((
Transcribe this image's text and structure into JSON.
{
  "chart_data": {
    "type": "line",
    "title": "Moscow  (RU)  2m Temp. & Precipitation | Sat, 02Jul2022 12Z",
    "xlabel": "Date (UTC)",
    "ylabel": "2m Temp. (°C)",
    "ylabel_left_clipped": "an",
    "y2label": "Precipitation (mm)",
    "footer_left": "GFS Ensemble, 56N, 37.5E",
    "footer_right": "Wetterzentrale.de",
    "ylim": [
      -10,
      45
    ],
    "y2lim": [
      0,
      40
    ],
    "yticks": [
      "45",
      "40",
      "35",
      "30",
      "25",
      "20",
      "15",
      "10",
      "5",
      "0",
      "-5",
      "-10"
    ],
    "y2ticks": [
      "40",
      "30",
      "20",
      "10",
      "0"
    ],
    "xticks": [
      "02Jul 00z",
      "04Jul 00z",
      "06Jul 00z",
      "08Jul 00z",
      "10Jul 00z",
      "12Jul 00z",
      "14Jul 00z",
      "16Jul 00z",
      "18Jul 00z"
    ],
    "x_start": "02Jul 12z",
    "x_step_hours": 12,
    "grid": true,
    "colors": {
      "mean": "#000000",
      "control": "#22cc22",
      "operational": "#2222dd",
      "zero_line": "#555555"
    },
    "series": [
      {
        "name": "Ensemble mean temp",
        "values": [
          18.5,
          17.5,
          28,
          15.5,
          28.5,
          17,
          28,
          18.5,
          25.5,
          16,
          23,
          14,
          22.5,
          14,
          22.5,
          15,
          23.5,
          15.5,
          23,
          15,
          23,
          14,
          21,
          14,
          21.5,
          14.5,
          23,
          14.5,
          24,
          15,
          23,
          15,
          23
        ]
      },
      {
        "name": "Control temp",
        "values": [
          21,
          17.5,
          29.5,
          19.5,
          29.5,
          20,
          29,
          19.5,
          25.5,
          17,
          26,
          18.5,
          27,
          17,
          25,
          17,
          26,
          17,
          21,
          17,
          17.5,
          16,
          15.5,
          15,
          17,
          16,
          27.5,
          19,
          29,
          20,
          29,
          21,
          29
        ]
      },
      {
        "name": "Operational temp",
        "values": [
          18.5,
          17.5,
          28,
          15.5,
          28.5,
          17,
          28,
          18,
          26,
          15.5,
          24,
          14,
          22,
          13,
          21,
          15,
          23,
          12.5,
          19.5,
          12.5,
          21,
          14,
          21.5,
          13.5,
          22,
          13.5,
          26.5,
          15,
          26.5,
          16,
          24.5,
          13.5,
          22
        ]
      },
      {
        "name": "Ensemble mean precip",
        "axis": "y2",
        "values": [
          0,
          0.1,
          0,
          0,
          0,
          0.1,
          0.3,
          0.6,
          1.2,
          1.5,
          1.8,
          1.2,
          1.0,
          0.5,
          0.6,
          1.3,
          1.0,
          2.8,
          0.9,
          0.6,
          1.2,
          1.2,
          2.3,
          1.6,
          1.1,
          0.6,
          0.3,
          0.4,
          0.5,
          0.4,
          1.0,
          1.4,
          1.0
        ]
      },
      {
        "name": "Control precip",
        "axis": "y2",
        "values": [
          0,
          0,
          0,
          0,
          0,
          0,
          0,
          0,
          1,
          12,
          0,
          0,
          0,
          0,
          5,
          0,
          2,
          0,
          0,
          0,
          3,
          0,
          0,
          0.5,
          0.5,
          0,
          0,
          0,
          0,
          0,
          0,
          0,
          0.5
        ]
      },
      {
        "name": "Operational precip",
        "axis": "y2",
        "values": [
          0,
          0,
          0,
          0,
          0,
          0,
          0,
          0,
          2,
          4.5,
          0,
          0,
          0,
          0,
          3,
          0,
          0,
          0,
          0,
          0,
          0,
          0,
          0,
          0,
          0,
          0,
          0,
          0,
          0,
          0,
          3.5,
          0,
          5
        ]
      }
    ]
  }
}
))
Instructions for the task => Each line above must be reproduced exactly as it stands.

Solution to the problem =>
Transcribe this image's text and structure into JSON.
{
  "chart_data": {
    "type": "line",
    "title": "Moscow  (RU)  2m Temp. & Precipitation | Sat, 02Jul2022 12Z",
    "xlabel": "Date (UTC)",
    "ylabel": "2m Temp. (°C)",
    "ylabel_left_clipped": "an",
    "y2label": "Precipitation (mm)",
    "footer_left": "GFS Ensemble, 56N, 37.5E",
    "footer_right": "Wetterzentrale.de",
    "ylim": [
      -10,
      45
    ],
    "y2lim": [
      0,
      40
    ],
    "yticks": [
      "45",
      "40",
      "35",
      "30",
      "25",
      "20",
      "15",
      "10",
      "5",
      "0",
      "-5",
      "-10"
    ],
    "y2ticks": [
      "40",
      "30",
      "20",
      "10",
      "0"
    ],
    "xticks": [
      "02Jul 00z",
      "04Jul 00z",
      "06Jul 00z",
      "08Jul 00z",
      "10Jul 00z",
      "12Jul 00z",
      "14Jul 00z",
      "16Jul 00z",
      "18Jul 00z"
    ],
    "x_start": "02Jul 12z",
    "x_step_hours": 12,
    "grid": true,
    "colors": {
      "mean": "#000000",
      "control": "#22cc22",
      "operational": "#2222dd",
      "zero_line": "#555555"
    },
    "series": [
      {
        "name": "Ensemble mean temp",
        "values": [
          18.5,
          17.5,
          28,
          15.5,
          28.5,
          17,
          28,
          18.5,
          25.5,
          16,
          23,
          14,
          22.5,
          14,
          22.5,
          15,
          23.5,
          15.5,
          23,
          15,
          23,
          14,
          21,
          14,
          21.5,
          14.5,
          23,
          14.5,
          24,
          15,
          23,
          15,
          23
        ]
      },
      {
        "name": "Control temp",
        "values": [
          21,
          17.5,
          29.5,
          19.5,
          29.5,
          20,
          29,
          19.5,
          25.5,
          17,
          26,
          18.5,
          27,
          17,
          25,
          17,
          26,
          17,
          21,
          17,
          17.5,
          16,
          15.5,
          15,
          17,
          16,
          27.5,
          19,
          29,
          20,
          29,
          21,
          29
        ]
      },
      {
        "name": "Operational temp",
        "values": [
          18.5,
          17.5,
          28,
          15.5,
          28.5,
          17,
          28,
          18,
          26,
          15.5,
          24,
          14,
          22,
          13,
          21,
          15,
          23,
          12.5,
          19.5,
          12.5,
          21,
          14,
          21.5,
          13.5,
          22,
          13.5,
          26.5,
          15,
          26.5,
          16,
          24.5,
          13.5,
          22
        ]
      },
      {
        "name": "Ensemble mean precip",
        "axis": "y2",
        "values": [
          0,
          0.1,
          0,
          0,
          0,
          0.1,
          0.3,
          0.6,
          1.2,
          1.5,
          1.8,
          1.2,
          1.0,
          0.5,
          0.6,
          1.3,
          1.0,
          2.8,
          0.9,
          0.6,
          1.2,
          1.2,
          2.3,
          1.6,
          1.1,
          0.6,
          0.3,
          0.4,
          0.5,
          0.4,
          1.0,
          1.4,
          1.0
        ]
      },
      {
        "name": "Control precip",
        "axis": "y2",
        "values": [
          0,
          0,
          0,
          0,
          0,
          0,
          0,
          0,
          1,
          12,
          0,
          0,
          0,
          0,
          5,
          0,
          2,
          0,
          0,
          0,
          3,
          0,
          0,
          0.5,
          0.5,
          0,
          0,
          0,
          0,
          0,
          0,
          0,
          0.5
        ]
      },
      {
        "name": "Operational precip",
        "axis": "y2",
        "values": [
          0,
          0,
          0,
          0,
          0,
          0,
          0,
          0,
          2,
          4.5,
          0,
          0,
          0,
          0,
          3,
          0,
          0,
          0,
          0,
          0,
          0,
          0,
          0,
          0,
          0,
          0,
          0,
          0,
          0,
          0,
          3.5,
          0,
          5
        ]
      }
    ]
  }
}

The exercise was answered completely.